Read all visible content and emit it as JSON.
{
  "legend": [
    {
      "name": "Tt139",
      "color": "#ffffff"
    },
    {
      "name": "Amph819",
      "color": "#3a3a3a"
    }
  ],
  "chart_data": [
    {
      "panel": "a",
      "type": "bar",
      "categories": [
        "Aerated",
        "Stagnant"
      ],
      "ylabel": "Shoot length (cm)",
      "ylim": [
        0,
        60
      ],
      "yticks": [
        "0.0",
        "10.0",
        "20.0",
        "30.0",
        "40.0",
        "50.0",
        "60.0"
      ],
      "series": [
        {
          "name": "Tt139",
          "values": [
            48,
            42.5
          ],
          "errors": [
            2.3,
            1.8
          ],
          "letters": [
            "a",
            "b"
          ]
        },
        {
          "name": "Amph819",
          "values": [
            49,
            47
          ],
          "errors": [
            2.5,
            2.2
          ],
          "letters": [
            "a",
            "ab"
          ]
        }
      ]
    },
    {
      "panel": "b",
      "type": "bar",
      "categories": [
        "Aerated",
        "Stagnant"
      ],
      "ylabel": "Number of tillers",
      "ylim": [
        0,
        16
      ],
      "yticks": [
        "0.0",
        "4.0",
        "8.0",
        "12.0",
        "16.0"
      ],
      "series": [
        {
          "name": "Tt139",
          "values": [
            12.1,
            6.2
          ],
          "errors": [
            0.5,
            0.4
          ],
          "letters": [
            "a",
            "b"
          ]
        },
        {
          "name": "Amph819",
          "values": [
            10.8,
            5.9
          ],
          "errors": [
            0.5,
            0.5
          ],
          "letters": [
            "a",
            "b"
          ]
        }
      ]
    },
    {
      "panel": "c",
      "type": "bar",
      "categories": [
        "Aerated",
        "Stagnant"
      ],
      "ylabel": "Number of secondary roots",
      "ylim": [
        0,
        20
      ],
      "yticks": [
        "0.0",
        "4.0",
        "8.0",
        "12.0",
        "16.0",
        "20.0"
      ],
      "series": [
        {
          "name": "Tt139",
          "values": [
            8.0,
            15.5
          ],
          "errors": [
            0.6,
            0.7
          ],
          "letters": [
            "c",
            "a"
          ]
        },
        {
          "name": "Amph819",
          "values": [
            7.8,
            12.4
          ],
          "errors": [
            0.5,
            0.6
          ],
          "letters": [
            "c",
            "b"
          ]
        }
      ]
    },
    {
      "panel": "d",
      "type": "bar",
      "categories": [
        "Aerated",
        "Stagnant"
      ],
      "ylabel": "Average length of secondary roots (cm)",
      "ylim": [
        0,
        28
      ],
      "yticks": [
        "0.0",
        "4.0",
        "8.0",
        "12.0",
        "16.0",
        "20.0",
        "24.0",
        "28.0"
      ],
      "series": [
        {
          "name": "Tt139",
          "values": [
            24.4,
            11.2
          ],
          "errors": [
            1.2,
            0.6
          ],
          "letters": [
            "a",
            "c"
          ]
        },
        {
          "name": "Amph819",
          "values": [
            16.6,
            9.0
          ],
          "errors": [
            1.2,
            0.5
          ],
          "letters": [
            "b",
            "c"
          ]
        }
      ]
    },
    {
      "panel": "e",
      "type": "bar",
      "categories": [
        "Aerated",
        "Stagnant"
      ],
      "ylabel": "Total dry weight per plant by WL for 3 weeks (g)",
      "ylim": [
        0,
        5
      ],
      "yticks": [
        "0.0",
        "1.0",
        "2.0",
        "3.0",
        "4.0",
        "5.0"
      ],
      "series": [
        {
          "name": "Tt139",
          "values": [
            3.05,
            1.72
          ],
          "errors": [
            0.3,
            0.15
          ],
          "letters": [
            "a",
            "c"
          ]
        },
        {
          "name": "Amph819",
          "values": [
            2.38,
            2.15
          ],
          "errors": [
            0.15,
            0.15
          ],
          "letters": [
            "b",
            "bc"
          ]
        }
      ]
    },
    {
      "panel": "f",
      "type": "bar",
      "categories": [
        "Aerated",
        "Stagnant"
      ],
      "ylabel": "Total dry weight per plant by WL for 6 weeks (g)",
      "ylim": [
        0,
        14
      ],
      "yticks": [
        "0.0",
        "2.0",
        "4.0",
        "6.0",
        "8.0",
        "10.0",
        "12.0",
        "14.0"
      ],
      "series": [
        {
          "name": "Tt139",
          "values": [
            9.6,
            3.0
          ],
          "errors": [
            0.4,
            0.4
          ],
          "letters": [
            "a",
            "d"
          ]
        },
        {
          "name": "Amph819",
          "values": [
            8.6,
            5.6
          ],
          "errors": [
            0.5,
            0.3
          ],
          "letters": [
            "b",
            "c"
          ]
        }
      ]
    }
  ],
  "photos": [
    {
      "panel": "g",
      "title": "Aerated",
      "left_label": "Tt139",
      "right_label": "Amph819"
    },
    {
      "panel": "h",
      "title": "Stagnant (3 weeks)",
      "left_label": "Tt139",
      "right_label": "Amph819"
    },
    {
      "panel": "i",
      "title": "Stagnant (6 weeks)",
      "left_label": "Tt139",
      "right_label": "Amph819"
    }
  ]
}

⁂

Your goal:
Search the entries for the string "weeks" and collect each line that has it.

Exercise output:
      "ylabel": "Total dry weight per plant by WL for 3 weeks (g)",
      "ylabel": "Total dry weight per plant by WL for 6 weeks (g)",
      "title": "Stagnant (3 weeks)",
      "title": "Stagnant (6 weeks)",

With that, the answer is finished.